* BEGIN Exercise data *

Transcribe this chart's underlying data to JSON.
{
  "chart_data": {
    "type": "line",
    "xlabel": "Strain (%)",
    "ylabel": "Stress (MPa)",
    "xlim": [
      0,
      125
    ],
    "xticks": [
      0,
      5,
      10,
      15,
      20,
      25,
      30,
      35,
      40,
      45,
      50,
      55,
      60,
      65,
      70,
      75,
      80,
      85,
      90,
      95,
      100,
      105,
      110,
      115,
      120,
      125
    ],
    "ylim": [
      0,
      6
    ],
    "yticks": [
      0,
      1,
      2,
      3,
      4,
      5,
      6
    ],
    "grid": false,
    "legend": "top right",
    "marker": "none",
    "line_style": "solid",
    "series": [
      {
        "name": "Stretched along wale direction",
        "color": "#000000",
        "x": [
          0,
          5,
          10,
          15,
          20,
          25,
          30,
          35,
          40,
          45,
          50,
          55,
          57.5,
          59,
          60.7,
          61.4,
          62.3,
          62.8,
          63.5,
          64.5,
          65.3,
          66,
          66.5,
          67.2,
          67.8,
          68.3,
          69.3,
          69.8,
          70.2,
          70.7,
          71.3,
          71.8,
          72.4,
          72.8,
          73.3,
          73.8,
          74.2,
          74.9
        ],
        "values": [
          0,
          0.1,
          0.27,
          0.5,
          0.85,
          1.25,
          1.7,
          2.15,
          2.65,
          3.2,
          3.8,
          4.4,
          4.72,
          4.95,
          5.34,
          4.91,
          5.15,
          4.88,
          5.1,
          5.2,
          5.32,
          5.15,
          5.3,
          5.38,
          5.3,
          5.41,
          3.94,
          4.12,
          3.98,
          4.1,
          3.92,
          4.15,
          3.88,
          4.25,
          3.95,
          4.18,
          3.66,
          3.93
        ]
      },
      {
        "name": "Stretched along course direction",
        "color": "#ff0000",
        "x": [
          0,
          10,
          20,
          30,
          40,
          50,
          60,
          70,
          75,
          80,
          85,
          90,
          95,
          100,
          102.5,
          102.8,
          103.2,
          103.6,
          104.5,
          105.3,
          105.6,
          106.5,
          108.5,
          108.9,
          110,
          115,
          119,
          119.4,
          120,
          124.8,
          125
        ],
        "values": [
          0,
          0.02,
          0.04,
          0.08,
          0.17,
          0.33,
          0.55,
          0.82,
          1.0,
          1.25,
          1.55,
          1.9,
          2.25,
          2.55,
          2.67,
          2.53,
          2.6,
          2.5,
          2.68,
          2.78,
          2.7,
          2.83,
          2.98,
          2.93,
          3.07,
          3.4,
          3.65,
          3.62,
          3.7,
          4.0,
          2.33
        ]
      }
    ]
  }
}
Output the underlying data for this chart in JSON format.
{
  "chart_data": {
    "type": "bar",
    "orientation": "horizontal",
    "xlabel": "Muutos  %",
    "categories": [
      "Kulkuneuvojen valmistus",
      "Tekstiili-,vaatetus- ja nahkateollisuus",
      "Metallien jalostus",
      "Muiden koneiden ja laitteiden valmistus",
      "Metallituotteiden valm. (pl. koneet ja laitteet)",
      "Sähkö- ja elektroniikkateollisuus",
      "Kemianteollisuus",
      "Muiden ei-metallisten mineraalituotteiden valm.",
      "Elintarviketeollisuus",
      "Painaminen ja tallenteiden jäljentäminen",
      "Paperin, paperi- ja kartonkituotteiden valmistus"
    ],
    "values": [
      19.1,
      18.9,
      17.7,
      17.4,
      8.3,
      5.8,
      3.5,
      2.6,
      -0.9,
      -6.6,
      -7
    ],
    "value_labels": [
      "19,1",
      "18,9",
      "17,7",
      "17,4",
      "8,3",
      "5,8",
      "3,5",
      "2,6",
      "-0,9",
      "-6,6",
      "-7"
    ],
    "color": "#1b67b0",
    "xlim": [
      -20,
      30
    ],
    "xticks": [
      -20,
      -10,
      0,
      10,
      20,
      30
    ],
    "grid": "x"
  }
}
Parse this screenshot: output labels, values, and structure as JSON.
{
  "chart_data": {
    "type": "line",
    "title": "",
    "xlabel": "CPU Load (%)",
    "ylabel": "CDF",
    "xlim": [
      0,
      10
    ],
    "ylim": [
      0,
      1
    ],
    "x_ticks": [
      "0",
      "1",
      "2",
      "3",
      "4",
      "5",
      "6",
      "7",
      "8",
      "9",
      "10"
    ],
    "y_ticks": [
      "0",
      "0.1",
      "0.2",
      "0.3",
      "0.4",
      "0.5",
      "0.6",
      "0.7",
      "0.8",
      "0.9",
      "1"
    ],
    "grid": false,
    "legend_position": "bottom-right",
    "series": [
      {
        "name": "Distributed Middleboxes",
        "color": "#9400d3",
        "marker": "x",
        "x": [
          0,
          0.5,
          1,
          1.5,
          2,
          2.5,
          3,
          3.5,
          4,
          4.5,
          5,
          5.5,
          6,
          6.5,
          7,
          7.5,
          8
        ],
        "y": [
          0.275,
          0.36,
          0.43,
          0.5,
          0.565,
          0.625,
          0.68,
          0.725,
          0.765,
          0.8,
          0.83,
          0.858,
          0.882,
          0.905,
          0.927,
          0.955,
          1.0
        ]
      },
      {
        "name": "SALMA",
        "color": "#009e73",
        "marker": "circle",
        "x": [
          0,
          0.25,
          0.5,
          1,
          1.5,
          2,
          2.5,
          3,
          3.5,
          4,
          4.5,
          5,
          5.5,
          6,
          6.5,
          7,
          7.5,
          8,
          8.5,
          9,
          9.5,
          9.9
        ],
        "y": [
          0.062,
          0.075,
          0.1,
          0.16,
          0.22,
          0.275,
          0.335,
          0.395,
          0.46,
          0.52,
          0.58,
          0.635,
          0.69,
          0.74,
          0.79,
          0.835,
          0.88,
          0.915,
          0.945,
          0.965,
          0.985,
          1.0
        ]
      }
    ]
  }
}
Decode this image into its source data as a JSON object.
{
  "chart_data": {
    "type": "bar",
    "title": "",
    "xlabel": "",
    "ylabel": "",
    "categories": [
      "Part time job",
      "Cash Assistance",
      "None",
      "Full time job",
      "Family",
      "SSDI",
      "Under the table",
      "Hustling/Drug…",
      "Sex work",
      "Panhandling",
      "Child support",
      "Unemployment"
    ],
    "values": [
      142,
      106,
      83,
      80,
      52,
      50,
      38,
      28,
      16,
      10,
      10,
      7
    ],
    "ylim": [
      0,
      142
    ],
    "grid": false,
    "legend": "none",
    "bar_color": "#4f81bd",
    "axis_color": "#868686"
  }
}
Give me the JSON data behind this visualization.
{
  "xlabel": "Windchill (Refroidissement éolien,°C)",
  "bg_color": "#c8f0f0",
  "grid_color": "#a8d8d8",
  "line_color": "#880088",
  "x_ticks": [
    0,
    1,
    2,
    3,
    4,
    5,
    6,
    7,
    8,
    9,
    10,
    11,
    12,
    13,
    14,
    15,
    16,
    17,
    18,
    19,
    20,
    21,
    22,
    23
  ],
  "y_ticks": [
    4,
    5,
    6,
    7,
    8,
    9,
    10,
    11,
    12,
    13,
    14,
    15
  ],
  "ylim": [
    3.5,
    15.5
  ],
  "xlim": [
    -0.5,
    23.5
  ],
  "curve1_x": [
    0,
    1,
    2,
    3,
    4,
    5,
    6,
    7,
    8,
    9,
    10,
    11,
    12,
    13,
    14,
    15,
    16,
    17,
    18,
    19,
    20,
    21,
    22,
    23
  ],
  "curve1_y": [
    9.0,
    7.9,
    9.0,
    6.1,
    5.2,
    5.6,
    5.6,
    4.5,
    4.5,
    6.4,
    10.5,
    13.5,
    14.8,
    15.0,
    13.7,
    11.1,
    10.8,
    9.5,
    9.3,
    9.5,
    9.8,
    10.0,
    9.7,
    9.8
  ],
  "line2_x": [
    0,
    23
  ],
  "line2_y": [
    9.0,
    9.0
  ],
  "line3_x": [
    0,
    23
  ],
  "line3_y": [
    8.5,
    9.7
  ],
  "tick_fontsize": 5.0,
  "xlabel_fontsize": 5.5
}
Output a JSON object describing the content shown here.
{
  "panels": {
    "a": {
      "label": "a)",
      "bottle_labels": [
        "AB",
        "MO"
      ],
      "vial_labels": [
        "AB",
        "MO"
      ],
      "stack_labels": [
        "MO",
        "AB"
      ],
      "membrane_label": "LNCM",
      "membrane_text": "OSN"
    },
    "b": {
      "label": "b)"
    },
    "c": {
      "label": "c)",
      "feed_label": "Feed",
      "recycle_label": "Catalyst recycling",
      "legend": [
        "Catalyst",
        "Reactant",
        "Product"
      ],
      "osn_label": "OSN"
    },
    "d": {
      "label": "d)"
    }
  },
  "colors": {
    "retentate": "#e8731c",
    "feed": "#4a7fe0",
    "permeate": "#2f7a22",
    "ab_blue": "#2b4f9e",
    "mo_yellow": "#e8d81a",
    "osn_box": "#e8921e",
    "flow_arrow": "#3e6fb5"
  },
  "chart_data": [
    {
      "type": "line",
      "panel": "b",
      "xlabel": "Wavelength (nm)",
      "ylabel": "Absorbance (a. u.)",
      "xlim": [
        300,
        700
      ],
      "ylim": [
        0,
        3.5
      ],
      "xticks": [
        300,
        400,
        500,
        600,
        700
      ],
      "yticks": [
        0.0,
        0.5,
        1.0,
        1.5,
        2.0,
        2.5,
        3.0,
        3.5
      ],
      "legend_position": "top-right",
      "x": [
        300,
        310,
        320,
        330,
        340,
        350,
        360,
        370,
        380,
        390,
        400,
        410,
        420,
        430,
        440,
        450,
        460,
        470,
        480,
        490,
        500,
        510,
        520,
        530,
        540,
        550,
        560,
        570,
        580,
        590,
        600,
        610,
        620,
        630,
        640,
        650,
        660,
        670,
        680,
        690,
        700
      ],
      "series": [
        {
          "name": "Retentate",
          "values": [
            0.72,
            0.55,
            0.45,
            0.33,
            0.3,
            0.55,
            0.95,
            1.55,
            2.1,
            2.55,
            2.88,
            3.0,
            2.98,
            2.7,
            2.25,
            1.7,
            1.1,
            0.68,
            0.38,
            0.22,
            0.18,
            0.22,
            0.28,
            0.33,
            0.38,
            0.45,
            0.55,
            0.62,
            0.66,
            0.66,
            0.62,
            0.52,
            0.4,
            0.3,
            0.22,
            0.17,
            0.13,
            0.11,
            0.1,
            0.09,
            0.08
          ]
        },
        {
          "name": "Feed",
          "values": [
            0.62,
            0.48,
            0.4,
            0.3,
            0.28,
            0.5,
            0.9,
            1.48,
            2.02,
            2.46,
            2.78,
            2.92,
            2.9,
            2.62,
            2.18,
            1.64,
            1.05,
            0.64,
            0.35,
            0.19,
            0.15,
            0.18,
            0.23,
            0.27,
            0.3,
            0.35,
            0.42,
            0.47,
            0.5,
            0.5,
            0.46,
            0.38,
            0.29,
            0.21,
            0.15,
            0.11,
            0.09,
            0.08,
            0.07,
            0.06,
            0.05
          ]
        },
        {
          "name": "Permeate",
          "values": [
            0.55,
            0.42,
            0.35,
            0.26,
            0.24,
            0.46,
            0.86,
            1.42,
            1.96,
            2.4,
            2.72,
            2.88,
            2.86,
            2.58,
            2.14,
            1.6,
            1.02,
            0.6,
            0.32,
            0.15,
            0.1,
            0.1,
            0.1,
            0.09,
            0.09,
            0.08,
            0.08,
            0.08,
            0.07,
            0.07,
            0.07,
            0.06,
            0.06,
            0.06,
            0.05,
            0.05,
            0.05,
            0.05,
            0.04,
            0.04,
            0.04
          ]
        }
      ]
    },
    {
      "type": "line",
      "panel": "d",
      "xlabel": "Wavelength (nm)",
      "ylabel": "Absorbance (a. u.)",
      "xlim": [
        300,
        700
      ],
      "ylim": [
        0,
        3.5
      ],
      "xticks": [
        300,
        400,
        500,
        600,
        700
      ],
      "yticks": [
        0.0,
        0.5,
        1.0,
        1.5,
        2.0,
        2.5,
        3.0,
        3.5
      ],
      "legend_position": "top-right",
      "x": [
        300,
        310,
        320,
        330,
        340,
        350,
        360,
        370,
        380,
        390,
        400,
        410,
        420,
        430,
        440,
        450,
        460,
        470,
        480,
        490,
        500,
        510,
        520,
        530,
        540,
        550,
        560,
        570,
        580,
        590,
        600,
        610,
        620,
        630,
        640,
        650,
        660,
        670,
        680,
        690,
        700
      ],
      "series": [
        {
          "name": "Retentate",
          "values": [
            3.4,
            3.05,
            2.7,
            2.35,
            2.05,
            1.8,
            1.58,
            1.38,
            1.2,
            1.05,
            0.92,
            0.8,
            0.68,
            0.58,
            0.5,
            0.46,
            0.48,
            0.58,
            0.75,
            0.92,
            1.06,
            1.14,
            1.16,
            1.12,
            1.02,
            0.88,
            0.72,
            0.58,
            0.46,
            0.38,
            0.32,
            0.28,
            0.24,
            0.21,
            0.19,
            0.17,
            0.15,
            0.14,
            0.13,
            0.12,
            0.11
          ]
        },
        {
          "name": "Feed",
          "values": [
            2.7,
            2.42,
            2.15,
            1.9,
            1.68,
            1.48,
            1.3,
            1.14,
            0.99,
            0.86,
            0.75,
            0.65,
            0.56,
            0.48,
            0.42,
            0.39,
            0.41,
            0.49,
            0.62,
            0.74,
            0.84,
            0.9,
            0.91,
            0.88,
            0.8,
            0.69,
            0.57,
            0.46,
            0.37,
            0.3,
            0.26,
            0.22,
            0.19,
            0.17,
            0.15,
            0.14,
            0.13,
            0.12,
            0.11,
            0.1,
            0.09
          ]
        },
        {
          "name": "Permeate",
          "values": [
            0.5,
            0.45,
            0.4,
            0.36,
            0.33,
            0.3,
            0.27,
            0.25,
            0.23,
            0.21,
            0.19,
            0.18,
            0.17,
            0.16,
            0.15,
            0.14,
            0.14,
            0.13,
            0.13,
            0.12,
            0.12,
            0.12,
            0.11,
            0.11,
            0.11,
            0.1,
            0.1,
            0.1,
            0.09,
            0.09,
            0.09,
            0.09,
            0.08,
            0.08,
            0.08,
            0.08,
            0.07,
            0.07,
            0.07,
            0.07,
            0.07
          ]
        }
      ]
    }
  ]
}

* END Exercise data *

Exercise prompt => Search the data for "direction". Copy every matching line.

Solved problem =>
        "name": "Stretched along wale direction",
        "name": "Stretched along course direction",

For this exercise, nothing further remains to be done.